● REQUIRED WORK
Reproduce the records below in full and word for word, excluding pictures.

+===+

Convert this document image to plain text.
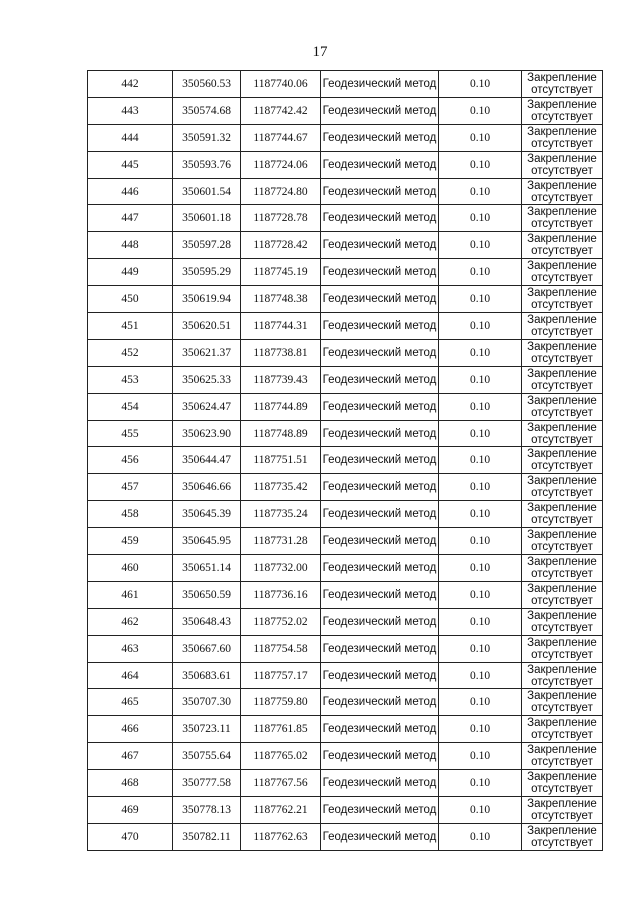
17
442	350560.53	1187740.06	Геодезический метод	0.10	Закрепление
отсутствует

443	350574.68	1187742.42	Геодезический метод	0.10	Закрепление
отсутствует

444	350591.32	1187744.67	Геодезический метод	0.10	Закрепление
отсутствует

445	350593.76	1187724.06	Геодезический метод	0.10	Закрепление
отсутствует

446	350601.54	1187724.80	Геодезический метод	0.10	Закрепление
отсутствует

447	350601.18	1187728.78	Геодезический метод	0.10	Закрепление
отсутствует

448	350597.28	1187728.42	Геодезический метод	0.10	Закрепление
отсутствует

449	350595.29	1187745.19	Геодезический метод	0.10	Закрепление
отсутствует

450	350619.94	1187748.38	Геодезический метод	0.10	Закрепление
отсутствует

451	350620.51	1187744.31	Геодезический метод	0.10	Закрепление
отсутствует

452	350621.37	1187738.81	Геодезический метод	0.10	Закрепление
отсутствует

453	350625.33	1187739.43	Геодезический метод	0.10	Закрепление
отсутствует

454	350624.47	1187744.89	Геодезический метод	0.10	Закрепление
отсутствует

455	350623.90	1187748.89	Геодезический метод	0.10	Закрепление
отсутствует

456	350644.47	1187751.51	Геодезический метод	0.10	Закрепление
отсутствует

457	350646.66	1187735.42	Геодезический метод	0.10	Закрепление
отсутствует

458	350645.39	1187735.24	Геодезический метод	0.10	Закрепление
отсутствует

459	350645.95	1187731.28	Геодезический метод	0.10	Закрепление
отсутствует

460	350651.14	1187732.00	Геодезический метод	0.10	Закрепление
отсутствует

461	350650.59	1187736.16	Геодезический метод	0.10	Закрепление
отсутствует

462	350648.43	1187752.02	Геодезический метод	0.10	Закрепление
отсутствует

463	350667.60	1187754.58	Геодезический метод	0.10	Закрепление
отсутствует

464	350683.61	1187757.17	Геодезический метод	0.10	Закрепление
отсутствует

465	350707.30	1187759.80	Геодезический метод	0.10	Закрепление
отсутствует

466	350723.11	1187761.85	Геодезический метод	0.10	Закрепление
отсутствует

467	350755.64	1187765.02	Геодезический метод	0.10	Закрепление
отсутствует

468	350777.58	1187767.56	Геодезический метод	0.10	Закрепление
отсутствует

469	350778.13	1187762.21	Геодезический метод	0.10	Закрепление
отсутствует

470	350782.11	1187762.63	Геодезический метод	0.10	Закрепление
отсутствует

+===+

● EXERCISE SOLUTION
Convert this document image to plain text.
17
442	350560.53	1187740.06	Геодезический метод	0.10	Закрепление
отсутствует

443	350574.68	1187742.42	Геодезический метод	0.10	Закрепление
отсутствует

444	350591.32	1187744.67	Геодезический метод	0.10	Закрепление
отсутствует

445	350593.76	1187724.06	Геодезический метод	0.10	Закрепление
отсутствует

446	350601.54	1187724.80	Геодезический метод	0.10	Закрепление
отсутствует

447	350601.18	1187728.78	Геодезический метод	0.10	Закрепление
отсутствует

448	350597.28	1187728.42	Геодезический метод	0.10	Закрепление
отсутствует

449	350595.29	1187745.19	Геодезический метод	0.10	Закрепление
отсутствует

450	350619.94	1187748.38	Геодезический метод	0.10	Закрепление
отсутствует

451	350620.51	1187744.31	Геодезический метод	0.10	Закрепление
отсутствует

452	350621.37	1187738.81	Геодезический метод	0.10	Закрепление
отсутствует

453	350625.33	1187739.43	Геодезический метод	0.10	Закрепление
отсутствует

454	350624.47	1187744.89	Геодезический метод	0.10	Закрепление
отсутствует

455	350623.90	1187748.89	Геодезический метод	0.10	Закрепление
отсутствует

456	350644.47	1187751.51	Геодезический метод	0.10	Закрепление
отсутствует

457	350646.66	1187735.42	Геодезический метод	0.10	Закрепление
отсутствует

458	350645.39	1187735.24	Геодезический метод	0.10	Закрепление
отсутствует

459	350645.95	1187731.28	Геодезический метод	0.10	Закрепление
отсутствует

460	350651.14	1187732.00	Геодезический метод	0.10	Закрепление
отсутствует

461	350650.59	1187736.16	Геодезический метод	0.10	Закрепление
отсутствует

462	350648.43	1187752.02	Геодезический метод	0.10	Закрепление
отсутствует

463	350667.60	1187754.58	Геодезический метод	0.10	Закрепление
отсутствует

464	350683.61	1187757.17	Геодезический метод	0.10	Закрепление
отсутствует

465	350707.30	1187759.80	Геодезический метод	0.10	Закрепление
отсутствует

466	350723.11	1187761.85	Геодезический метод	0.10	Закрепление
отсутствует

467	350755.64	1187765.02	Геодезический метод	0.10	Закрепление
отсутствует

468	350777.58	1187767.56	Геодезический метод	0.10	Закрепление
отсутствует

469	350778.13	1187762.21	Геодезический метод	0.10	Закрепление
отсутствует

470	350782.11	1187762.63	Геодезический метод	0.10	Закрепление
отсутствует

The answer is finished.